#### [REQUIREMENT]
Exclude the pictures; give every entry again exactly as written.
[START ITEMS]
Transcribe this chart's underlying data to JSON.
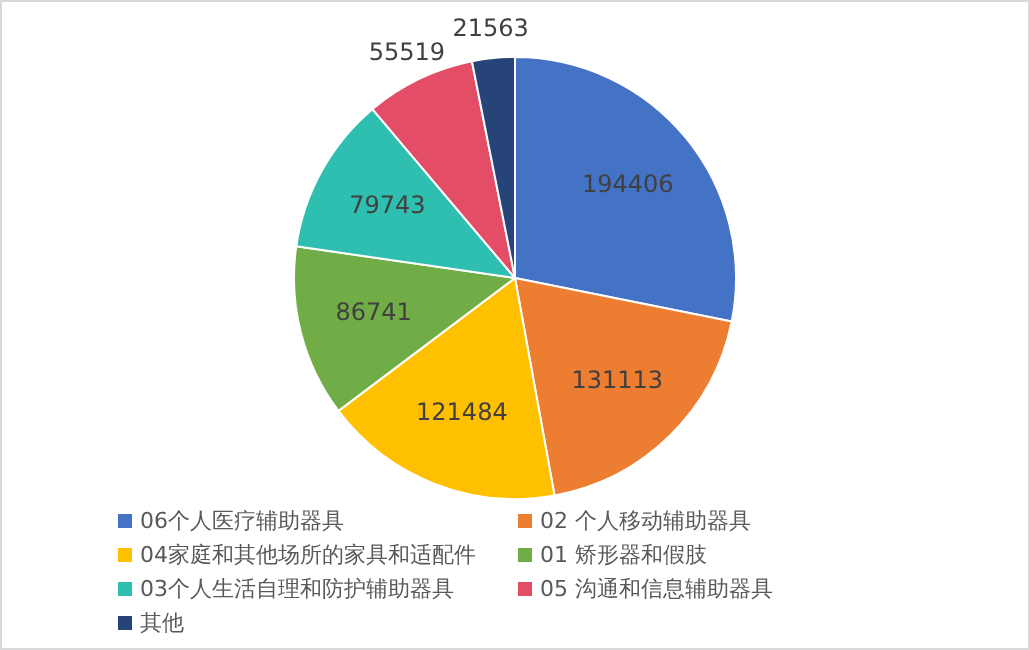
{
  "chart_data": {
    "type": "pie",
    "categories": [
      "06个人医疗辅助器具",
      "02 个人移动辅助器具",
      "04家庭和其他场所的家具和适配件",
      "01 矫形器和假肢",
      "03个人生活自理和防护辅助器具",
      "05 沟通和信息辅助器具",
      "其他"
    ],
    "values": [
      194406,
      131113,
      121484,
      86741,
      79743,
      55519,
      21563
    ],
    "colors": [
      "#4472c4",
      "#ed7d31",
      "#ffc000",
      "#70ad47",
      "#2fbfb0",
      "#e34d65",
      "#264478"
    ],
    "data_labels": true,
    "legend": "bottom"
  }
}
[END ITEMS]
#### [FULL ANSWER]
Transcribe this chart's underlying data to JSON.
{
  "chart_data": {
    "type": "pie",
    "categories": [
      "06个人医疗辅助器具",
      "02 个人移动辅助器具",
      "04家庭和其他场所的家具和适配件",
      "01 矫形器和假肢",
      "03个人生活自理和防护辅助器具",
      "05 沟通和信息辅助器具",
      "其他"
    ],
    "values": [
      194406,
      131113,
      121484,
      86741,
      79743,
      55519,
      21563
    ],
    "colors": [
      "#4472c4",
      "#ed7d31",
      "#ffc000",
      "#70ad47",
      "#2fbfb0",
      "#e34d65",
      "#264478"
    ],
    "data_labels": true,
    "legend": "bottom"
  }
}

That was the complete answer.